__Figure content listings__

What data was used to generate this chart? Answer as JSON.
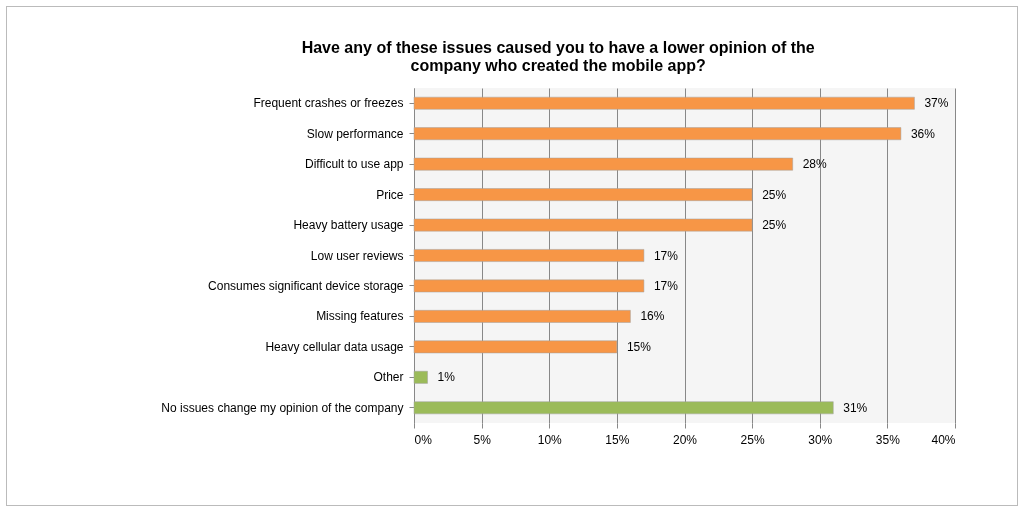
{
  "chart_data": {
    "type": "bar",
    "orientation": "horizontal",
    "title": "Have any of these issues caused you to have a lower opinion of the company who created the mobile app?",
    "categories": [
      "Frequent crashes or freezes",
      "Slow performance",
      "Difficult to use app",
      "Price",
      "Heavy battery usage",
      "Low user reviews",
      "Consumes significant device storage",
      "Missing features",
      "Heavy cellular data usage",
      "Other",
      "No issues change my opinion of the company"
    ],
    "values": [
      37,
      36,
      28,
      25,
      25,
      17,
      17,
      16,
      15,
      1,
      31
    ],
    "value_labels": [
      "37%",
      "36%",
      "28%",
      "25%",
      "25%",
      "17%",
      "17%",
      "16%",
      "15%",
      "1%",
      "31%"
    ],
    "colors": [
      "#f79646",
      "#f79646",
      "#f79646",
      "#f79646",
      "#f79646",
      "#f79646",
      "#f79646",
      "#f79646",
      "#f79646",
      "#9bbb59",
      "#9bbb59"
    ],
    "xlim": [
      0,
      40
    ],
    "xticks": [
      {
        "value": 0,
        "label": "0%"
      },
      {
        "value": 5,
        "label": "5%"
      },
      {
        "value": 10,
        "label": "10%"
      },
      {
        "value": 15,
        "label": "15%"
      },
      {
        "value": 20,
        "label": "20%"
      },
      {
        "value": 25,
        "label": "25%"
      },
      {
        "value": 30,
        "label": "30%"
      },
      {
        "value": 35,
        "label": "35%"
      },
      {
        "value": 40,
        "label": "40%"
      }
    ],
    "grid": "x"
  }
}
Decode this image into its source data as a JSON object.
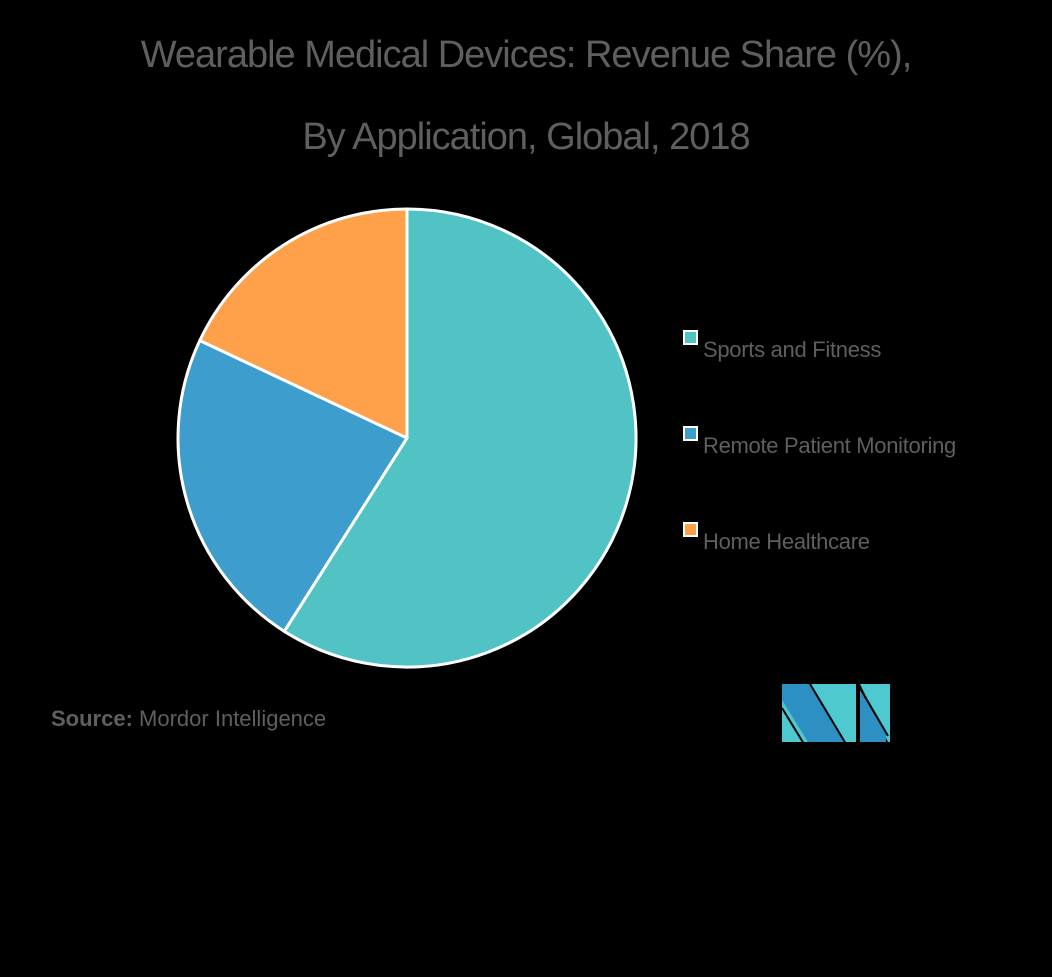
{
  "title": {
    "line1": "Wearable Medical Devices: Revenue Share (%),",
    "line2": "By Application, Global, 2018"
  },
  "legend": {
    "items": [
      {
        "label": "Sports and Fitness",
        "color": "#52C3C5"
      },
      {
        "label": "Remote Patient Monitoring",
        "color": "#3D9DCD"
      },
      {
        "label": "Home Healthcare",
        "color": "#FFA04A"
      }
    ]
  },
  "source": {
    "prefix": "Source:",
    "text": "Mordor Intelligence"
  },
  "logo": {
    "name": "mordor-intelligence-logo",
    "colors": {
      "dark": "#2E8FC2",
      "light": "#4DC9CF"
    }
  },
  "chart_data": {
    "type": "pie",
    "title": "Wearable Medical Devices: Revenue Share (%), By Application, Global, 2018",
    "categories": [
      "Sports and Fitness",
      "Remote Patient Monitoring",
      "Home Healthcare"
    ],
    "values": [
      59,
      23,
      18
    ],
    "colors": [
      "#52C3C5",
      "#3D9DCD",
      "#FFA04A"
    ],
    "start_angle_deg": 0,
    "direction": "clockwise",
    "legend_position": "right",
    "data_labels": false,
    "source": "Mordor Intelligence"
  }
}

__WHAT TO DO__
Go through the material above and copy each line that has the word "Share".

__REPLY__
    "line1": "Wearable Medical Devices: Revenue Share (%),",
    "title": "Wearable Medical Devices: Revenue Share (%), By Application, Global, 2018",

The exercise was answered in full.